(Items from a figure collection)
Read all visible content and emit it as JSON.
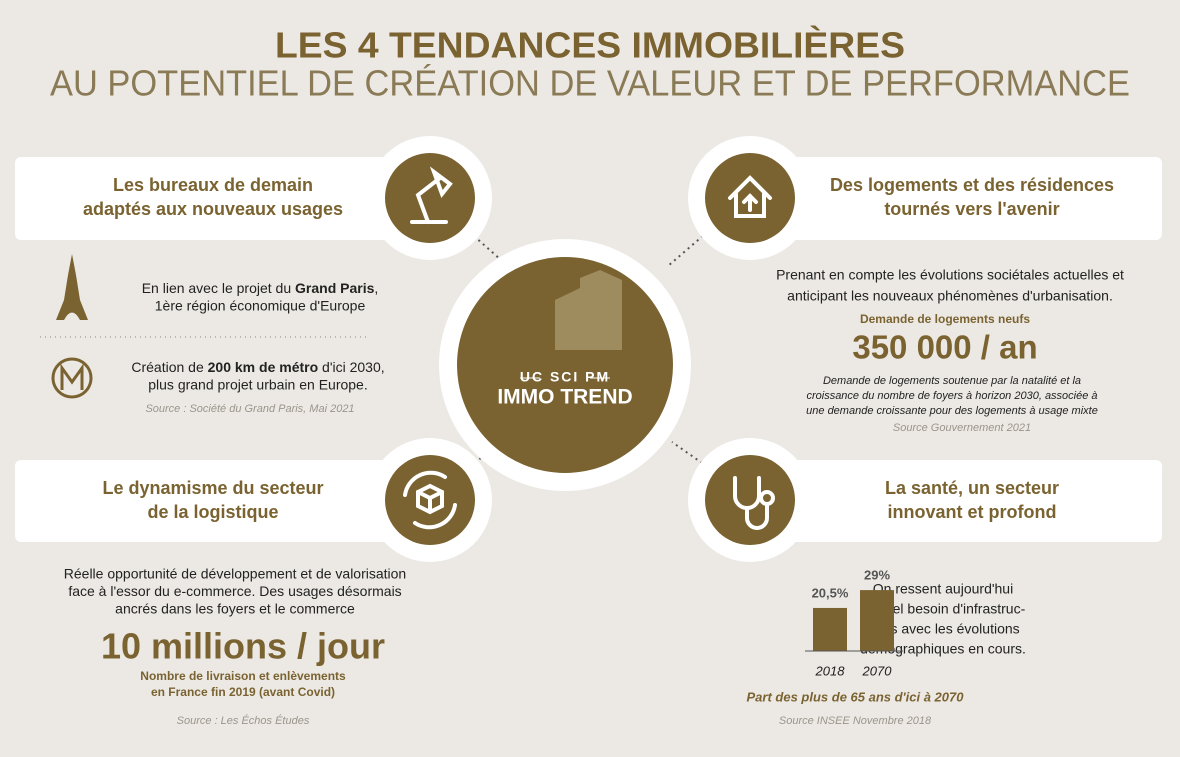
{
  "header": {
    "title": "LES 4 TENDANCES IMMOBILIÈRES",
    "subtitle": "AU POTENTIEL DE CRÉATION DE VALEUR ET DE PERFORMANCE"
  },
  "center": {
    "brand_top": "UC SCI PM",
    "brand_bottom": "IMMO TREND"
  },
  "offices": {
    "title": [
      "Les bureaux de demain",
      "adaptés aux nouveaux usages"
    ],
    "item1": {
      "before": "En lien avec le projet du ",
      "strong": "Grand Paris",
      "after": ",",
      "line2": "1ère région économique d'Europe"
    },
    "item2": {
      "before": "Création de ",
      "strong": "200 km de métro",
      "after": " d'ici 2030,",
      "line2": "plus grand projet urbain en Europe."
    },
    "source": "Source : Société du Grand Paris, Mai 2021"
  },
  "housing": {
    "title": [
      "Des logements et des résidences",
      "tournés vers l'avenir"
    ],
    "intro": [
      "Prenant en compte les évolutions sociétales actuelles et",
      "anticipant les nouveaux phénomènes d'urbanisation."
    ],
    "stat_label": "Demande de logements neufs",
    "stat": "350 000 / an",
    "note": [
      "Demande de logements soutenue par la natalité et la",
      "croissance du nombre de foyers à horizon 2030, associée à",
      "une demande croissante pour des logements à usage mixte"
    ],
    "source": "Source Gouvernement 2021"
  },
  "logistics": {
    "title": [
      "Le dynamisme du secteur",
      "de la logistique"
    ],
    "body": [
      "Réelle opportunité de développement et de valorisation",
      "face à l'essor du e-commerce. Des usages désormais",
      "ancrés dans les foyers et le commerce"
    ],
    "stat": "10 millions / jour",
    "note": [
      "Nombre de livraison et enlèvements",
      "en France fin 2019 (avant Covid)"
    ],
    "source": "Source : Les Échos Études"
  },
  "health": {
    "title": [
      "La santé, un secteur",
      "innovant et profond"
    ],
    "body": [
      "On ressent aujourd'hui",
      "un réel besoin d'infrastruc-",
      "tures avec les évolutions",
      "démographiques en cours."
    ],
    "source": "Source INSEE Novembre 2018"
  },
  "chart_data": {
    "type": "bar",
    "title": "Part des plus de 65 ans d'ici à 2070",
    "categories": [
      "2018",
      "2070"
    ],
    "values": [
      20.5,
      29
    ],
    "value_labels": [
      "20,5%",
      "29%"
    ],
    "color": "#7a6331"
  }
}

-- BRIEF --
Return the records exactly. Don't carry the pictures over.

-- OUTPUT OF THE TASK --
Read all visible content and emit it as JSON.
{
  "header": {
    "title": "LES 4 TENDANCES IMMOBILIÈRES",
    "subtitle": "AU POTENTIEL DE CRÉATION DE VALEUR ET DE PERFORMANCE"
  },
  "center": {
    "brand_top": "UC SCI PM",
    "brand_bottom": "IMMO TREND"
  },
  "offices": {
    "title": [
      "Les bureaux de demain",
      "adaptés aux nouveaux usages"
    ],
    "item1": {
      "before": "En lien avec le projet du ",
      "strong": "Grand Paris",
      "after": ",",
      "line2": "1ère région économique d'Europe"
    },
    "item2": {
      "before": "Création de ",
      "strong": "200 km de métro",
      "after": " d'ici 2030,",
      "line2": "plus grand projet urbain en Europe."
    },
    "source": "Source : Société du Grand Paris, Mai 2021"
  },
  "housing": {
    "title": [
      "Des logements et des résidences",
      "tournés vers l'avenir"
    ],
    "intro": [
      "Prenant en compte les évolutions sociétales actuelles et",
      "anticipant les nouveaux phénomènes d'urbanisation."
    ],
    "stat_label": "Demande de logements neufs",
    "stat": "350 000 / an",
    "note": [
      "Demande de logements soutenue par la natalité et la",
      "croissance du nombre de foyers à horizon 2030, associée à",
      "une demande croissante pour des logements à usage mixte"
    ],
    "source": "Source Gouvernement 2021"
  },
  "logistics": {
    "title": [
      "Le dynamisme du secteur",
      "de la logistique"
    ],
    "body": [
      "Réelle opportunité de développement et de valorisation",
      "face à l'essor du e-commerce. Des usages désormais",
      "ancrés dans les foyers et le commerce"
    ],
    "stat": "10 millions / jour",
    "note": [
      "Nombre de livraison et enlèvements",
      "en France fin 2019 (avant Covid)"
    ],
    "source": "Source : Les Échos Études"
  },
  "health": {
    "title": [
      "La santé, un secteur",
      "innovant et profond"
    ],
    "body": [
      "On ressent aujourd'hui",
      "un réel besoin d'infrastruc-",
      "tures avec les évolutions",
      "démographiques en cours."
    ],
    "source": "Source INSEE Novembre 2018"
  },
  "chart_data": {
    "type": "bar",
    "title": "Part des plus de 65 ans d'ici à 2070",
    "categories": [
      "2018",
      "2070"
    ],
    "values": [
      20.5,
      29
    ],
    "value_labels": [
      "20,5%",
      "29%"
    ],
    "color": "#7a6331"
  }
}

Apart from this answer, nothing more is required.